--- START ---
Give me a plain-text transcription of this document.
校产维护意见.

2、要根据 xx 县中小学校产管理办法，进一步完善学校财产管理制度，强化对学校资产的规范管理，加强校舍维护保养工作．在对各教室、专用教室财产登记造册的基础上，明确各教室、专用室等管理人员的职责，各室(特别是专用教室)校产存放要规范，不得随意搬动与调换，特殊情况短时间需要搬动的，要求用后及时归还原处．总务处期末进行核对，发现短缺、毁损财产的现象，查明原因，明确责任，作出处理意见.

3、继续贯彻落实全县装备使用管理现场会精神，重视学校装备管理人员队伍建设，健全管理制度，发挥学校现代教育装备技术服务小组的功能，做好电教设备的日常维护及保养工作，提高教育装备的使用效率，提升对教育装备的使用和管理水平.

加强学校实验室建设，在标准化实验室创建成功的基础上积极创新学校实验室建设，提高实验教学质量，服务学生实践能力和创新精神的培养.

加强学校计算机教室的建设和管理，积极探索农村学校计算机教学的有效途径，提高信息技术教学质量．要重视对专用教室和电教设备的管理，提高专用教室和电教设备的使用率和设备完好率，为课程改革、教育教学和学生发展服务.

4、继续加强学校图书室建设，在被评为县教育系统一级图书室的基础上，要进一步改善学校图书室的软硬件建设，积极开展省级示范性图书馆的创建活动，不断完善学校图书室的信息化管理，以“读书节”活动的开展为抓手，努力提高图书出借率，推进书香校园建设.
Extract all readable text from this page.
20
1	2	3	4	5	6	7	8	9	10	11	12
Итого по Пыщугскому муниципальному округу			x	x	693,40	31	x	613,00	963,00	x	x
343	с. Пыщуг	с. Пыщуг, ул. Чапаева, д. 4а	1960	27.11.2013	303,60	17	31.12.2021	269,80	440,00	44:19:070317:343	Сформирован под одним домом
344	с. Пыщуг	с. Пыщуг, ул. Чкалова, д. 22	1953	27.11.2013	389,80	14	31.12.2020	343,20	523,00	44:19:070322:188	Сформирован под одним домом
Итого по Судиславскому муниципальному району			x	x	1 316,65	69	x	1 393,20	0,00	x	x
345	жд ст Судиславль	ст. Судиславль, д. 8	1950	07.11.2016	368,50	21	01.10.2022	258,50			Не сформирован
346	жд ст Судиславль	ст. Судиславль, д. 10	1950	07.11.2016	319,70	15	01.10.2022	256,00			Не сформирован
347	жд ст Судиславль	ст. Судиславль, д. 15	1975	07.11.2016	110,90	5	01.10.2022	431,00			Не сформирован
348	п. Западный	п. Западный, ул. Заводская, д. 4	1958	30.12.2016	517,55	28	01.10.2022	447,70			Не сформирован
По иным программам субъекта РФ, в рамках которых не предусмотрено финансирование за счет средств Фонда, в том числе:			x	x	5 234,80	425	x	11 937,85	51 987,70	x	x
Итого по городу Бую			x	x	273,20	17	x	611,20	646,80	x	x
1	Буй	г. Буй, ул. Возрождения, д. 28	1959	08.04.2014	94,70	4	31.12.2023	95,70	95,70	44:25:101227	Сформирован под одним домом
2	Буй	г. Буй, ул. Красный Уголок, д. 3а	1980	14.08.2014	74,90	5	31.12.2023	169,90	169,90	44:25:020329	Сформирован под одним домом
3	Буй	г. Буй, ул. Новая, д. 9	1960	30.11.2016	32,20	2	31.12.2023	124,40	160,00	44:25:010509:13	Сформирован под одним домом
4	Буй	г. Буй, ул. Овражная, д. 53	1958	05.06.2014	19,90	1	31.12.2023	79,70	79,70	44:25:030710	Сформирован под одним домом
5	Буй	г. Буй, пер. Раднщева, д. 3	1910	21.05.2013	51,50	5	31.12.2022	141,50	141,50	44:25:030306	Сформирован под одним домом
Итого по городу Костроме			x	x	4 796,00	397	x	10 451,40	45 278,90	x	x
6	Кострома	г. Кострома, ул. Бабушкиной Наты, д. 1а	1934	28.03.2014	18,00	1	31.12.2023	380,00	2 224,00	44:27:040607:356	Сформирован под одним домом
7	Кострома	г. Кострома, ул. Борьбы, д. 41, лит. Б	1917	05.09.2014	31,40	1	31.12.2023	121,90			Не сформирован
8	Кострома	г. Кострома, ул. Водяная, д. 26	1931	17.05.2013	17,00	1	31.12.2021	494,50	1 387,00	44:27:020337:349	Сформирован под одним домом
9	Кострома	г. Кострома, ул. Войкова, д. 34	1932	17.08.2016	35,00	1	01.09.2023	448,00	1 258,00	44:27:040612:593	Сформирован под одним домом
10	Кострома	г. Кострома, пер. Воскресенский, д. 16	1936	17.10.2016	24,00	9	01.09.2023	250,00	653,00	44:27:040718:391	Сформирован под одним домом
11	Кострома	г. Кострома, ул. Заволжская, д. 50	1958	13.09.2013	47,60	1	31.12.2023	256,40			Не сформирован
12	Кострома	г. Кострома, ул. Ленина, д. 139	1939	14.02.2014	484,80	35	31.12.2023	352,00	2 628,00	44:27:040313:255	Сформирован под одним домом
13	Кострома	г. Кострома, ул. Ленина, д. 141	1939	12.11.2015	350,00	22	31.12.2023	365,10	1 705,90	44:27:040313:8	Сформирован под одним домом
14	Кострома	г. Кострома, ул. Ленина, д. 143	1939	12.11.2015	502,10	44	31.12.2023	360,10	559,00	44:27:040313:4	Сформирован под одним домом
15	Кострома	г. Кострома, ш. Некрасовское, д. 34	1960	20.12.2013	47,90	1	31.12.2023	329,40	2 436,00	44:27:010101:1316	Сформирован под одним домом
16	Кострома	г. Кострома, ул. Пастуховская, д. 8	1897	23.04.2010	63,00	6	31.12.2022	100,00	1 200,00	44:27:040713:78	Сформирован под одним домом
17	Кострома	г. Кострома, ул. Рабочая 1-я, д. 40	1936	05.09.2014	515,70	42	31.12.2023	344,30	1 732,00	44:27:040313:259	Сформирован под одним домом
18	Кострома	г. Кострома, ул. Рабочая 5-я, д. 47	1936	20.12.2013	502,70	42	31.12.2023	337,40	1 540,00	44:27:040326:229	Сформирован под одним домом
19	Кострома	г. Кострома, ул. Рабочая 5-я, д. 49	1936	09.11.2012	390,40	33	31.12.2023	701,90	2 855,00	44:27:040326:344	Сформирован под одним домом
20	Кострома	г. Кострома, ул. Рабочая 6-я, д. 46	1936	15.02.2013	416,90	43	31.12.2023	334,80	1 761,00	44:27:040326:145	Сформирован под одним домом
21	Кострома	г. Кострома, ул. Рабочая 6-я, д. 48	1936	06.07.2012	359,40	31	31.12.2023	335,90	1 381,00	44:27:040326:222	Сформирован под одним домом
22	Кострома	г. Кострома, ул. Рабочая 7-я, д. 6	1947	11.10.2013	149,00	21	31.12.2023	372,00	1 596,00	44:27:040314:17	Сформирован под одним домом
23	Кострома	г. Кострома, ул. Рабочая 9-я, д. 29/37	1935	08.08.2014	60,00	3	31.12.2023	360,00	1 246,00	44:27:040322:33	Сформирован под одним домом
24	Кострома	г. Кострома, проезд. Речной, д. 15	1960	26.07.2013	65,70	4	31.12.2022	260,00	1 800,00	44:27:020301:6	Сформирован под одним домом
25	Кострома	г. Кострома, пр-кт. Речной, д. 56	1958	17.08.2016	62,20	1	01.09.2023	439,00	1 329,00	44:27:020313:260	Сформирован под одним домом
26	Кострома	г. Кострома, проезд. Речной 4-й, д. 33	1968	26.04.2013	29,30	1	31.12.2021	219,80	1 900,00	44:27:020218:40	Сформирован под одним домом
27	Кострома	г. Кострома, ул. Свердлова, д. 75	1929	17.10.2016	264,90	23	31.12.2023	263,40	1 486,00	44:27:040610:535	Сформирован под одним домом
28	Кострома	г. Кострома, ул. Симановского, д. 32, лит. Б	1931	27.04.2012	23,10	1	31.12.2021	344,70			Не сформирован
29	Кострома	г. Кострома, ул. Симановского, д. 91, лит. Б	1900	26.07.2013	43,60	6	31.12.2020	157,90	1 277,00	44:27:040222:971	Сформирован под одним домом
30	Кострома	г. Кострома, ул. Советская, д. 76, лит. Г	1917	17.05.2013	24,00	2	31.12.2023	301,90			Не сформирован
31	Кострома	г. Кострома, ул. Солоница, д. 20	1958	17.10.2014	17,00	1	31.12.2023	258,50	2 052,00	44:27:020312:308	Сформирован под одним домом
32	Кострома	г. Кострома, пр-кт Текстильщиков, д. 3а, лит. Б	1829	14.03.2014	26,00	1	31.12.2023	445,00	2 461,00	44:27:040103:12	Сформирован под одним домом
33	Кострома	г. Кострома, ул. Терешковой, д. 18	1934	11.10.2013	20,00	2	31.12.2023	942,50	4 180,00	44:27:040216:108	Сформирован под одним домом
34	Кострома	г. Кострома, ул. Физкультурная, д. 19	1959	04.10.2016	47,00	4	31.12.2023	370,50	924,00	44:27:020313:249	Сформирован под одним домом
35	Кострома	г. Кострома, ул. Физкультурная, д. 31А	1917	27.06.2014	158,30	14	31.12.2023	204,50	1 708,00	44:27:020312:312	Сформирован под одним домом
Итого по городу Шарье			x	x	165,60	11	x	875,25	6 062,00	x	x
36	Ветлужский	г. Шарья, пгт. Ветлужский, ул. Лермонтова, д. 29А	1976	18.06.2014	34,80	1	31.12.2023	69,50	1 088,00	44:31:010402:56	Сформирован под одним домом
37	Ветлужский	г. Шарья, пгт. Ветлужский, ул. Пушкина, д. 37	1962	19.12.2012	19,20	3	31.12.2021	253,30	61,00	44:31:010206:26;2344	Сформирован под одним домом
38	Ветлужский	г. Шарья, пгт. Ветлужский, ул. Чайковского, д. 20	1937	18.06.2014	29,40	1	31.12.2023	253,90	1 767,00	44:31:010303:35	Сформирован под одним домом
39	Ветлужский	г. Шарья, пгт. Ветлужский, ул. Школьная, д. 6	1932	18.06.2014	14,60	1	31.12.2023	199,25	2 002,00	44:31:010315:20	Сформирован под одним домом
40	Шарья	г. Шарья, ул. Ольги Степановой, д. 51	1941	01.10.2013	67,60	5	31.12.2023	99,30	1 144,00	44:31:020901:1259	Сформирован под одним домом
--- END ---
== Task prompt ==
Identify the lines of the entries containing the string "Речной". Copy each such line.

== Full response ==
24	Кострома	г. Кострома, проезд. Речной, д. 15	1960	26.07.2013	65,70	4	31.12.2022	260,00	1 800,00	44:27:020301:6	Сформирован под одним домом
25	Кострома	г. Кострома, пр-кт. Речной, д. 56	1958	17.08.2016	62,20	1	01.09.2023	439,00	1 329,00	44:27:020313:260	Сформирован под одним домом
26	Кострома	г. Кострома, проезд. Речной 4-й, д. 33	1968	26.04.2013	29,30	1	31.12.2021	219,80	1 900,00	44:27:020218:40	Сформирован под одним домом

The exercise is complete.